-- BEGIN Information provided --
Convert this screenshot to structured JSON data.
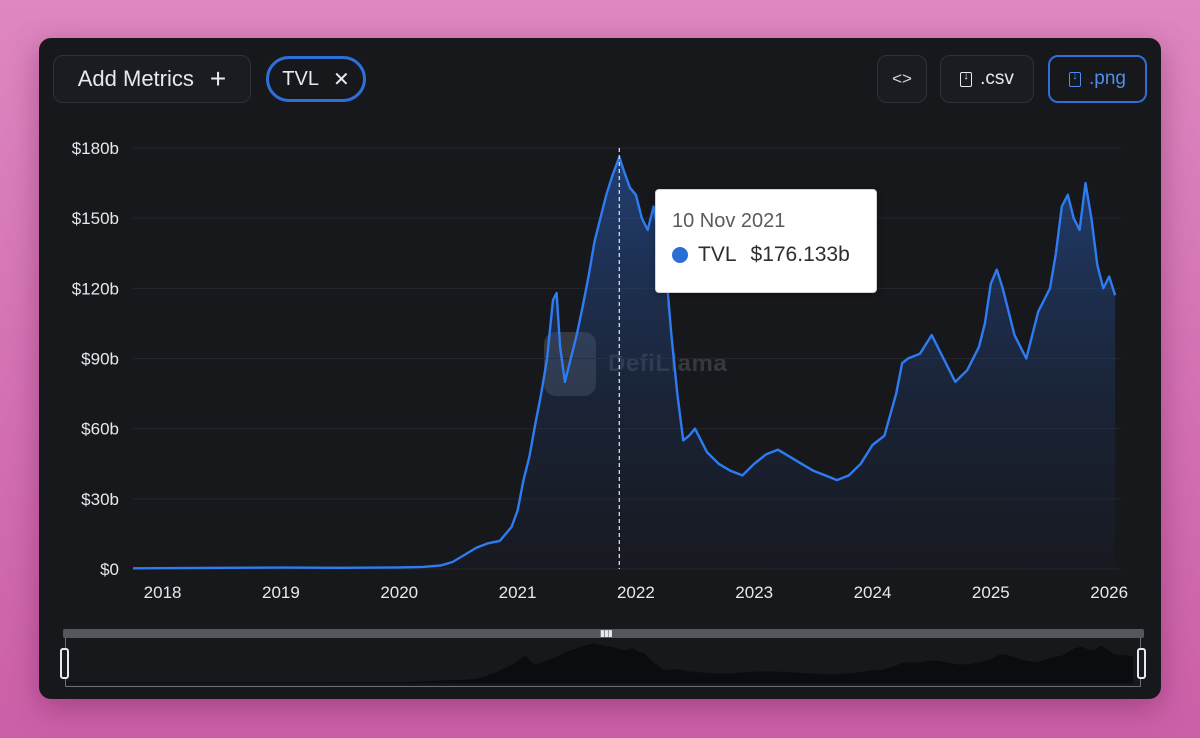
{
  "toolbar": {
    "add_metrics_label": "Add Metrics",
    "add_metrics_plus": "+",
    "metric_pill_label": "TVL",
    "metric_pill_close": "✕",
    "embed_label": "<>",
    "csv_label": ".csv",
    "png_label": ".png"
  },
  "tooltip": {
    "date": "10 Nov 2021",
    "series": "TVL",
    "value": "$176.133b"
  },
  "watermark": {
    "text": "DefiLlama"
  },
  "colors": {
    "line": "#2f7bf0",
    "area_top": "#2a5fba",
    "panel_bg": "#17181c",
    "accent": "#2f6fd8"
  },
  "chart_data": {
    "type": "area",
    "y_unit": "USD billions",
    "ylim": [
      0,
      180
    ],
    "y_ticks": [
      "$0",
      "$30b",
      "$60b",
      "$90b",
      "$120b",
      "$150b",
      "$180b"
    ],
    "x_ticks": [
      "2018",
      "2019",
      "2020",
      "2021",
      "2022",
      "2023",
      "2024",
      "2025",
      "2026"
    ],
    "xlim": [
      2017.75,
      2026.1
    ],
    "grid": true,
    "hover": {
      "x": 2021.86,
      "date": "10 Nov 2021",
      "value": 176.133
    },
    "series": [
      {
        "x": [
          2017.75,
          2018.5,
          2019.0,
          2019.5,
          2020.0,
          2020.2,
          2020.35,
          2020.45,
          2020.55,
          2020.65,
          2020.75,
          2020.85,
          2020.95,
          2021.0,
          2021.05,
          2021.1,
          2021.15,
          2021.2,
          2021.25,
          2021.3,
          2021.33,
          2021.36,
          2021.4,
          2021.45,
          2021.5,
          2021.55,
          2021.6,
          2021.65,
          2021.7,
          2021.75,
          2021.8,
          2021.86,
          2021.9,
          2021.95,
          2022.0,
          2022.05,
          2022.1,
          2022.15,
          2022.2,
          2022.25,
          2022.3,
          2022.35,
          2022.4,
          2022.45,
          2022.5,
          2022.55,
          2022.6,
          2022.7,
          2022.8,
          2022.9,
          2023.0,
          2023.1,
          2023.2,
          2023.3,
          2023.4,
          2023.5,
          2023.6,
          2023.7,
          2023.8,
          2023.9,
          2024.0,
          2024.1,
          2024.2,
          2024.25,
          2024.3,
          2024.4,
          2024.5,
          2024.6,
          2024.7,
          2024.8,
          2024.9,
          2024.95,
          2025.0,
          2025.05,
          2025.1,
          2025.2,
          2025.3,
          2025.4,
          2025.45,
          2025.5,
          2025.55,
          2025.6,
          2025.65,
          2025.7,
          2025.75,
          2025.8,
          2025.85,
          2025.9,
          2025.95,
          2026.0,
          2026.05
        ],
        "values": [
          0.3,
          0.5,
          0.6,
          0.5,
          0.7,
          0.9,
          1.5,
          3,
          6,
          9,
          11,
          12,
          18,
          25,
          38,
          48,
          62,
          75,
          90,
          115,
          118,
          95,
          80,
          90,
          100,
          112,
          125,
          140,
          150,
          160,
          168,
          176.133,
          170,
          163,
          160,
          150,
          145,
          155,
          140,
          130,
          100,
          75,
          55,
          57,
          60,
          55,
          50,
          45,
          42,
          40,
          45,
          49,
          51,
          48,
          45,
          42,
          40,
          38,
          40,
          45,
          53,
          57,
          75,
          88,
          90,
          92,
          100,
          90,
          80,
          85,
          95,
          105,
          122,
          128,
          120,
          100,
          90,
          110,
          115,
          120,
          135,
          155,
          160,
          150,
          145,
          165,
          150,
          130,
          120,
          125,
          117
        ]
      }
    ]
  }
}
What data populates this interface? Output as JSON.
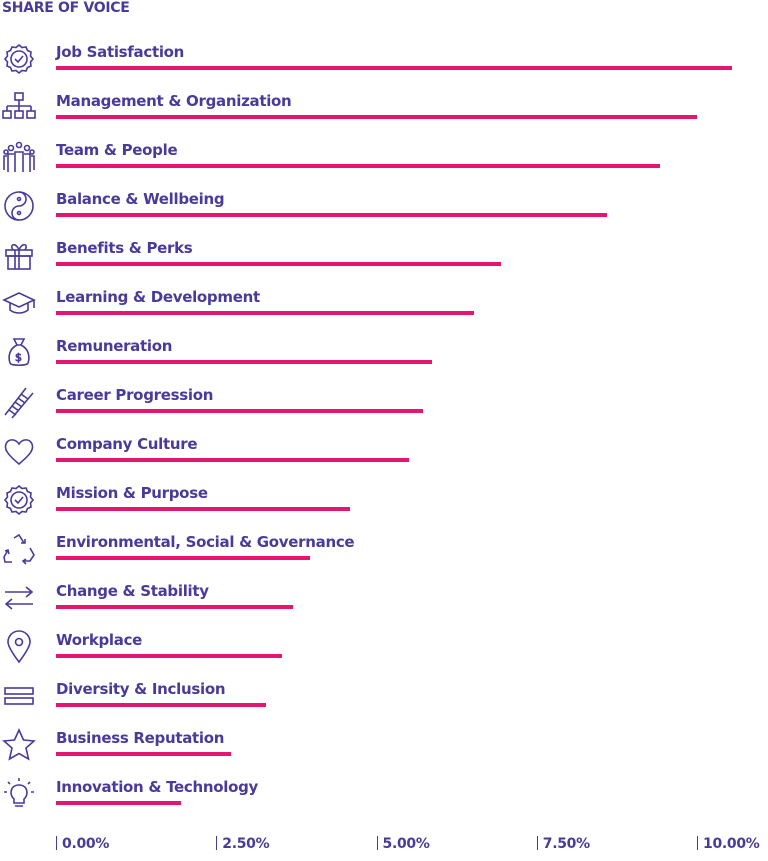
-- END Information provided --
Check each line of the entries above for the word "JSON". List the ones that have it.

Convert this screenshot to structured JSON data.
What data populates this interface? Output as JSON.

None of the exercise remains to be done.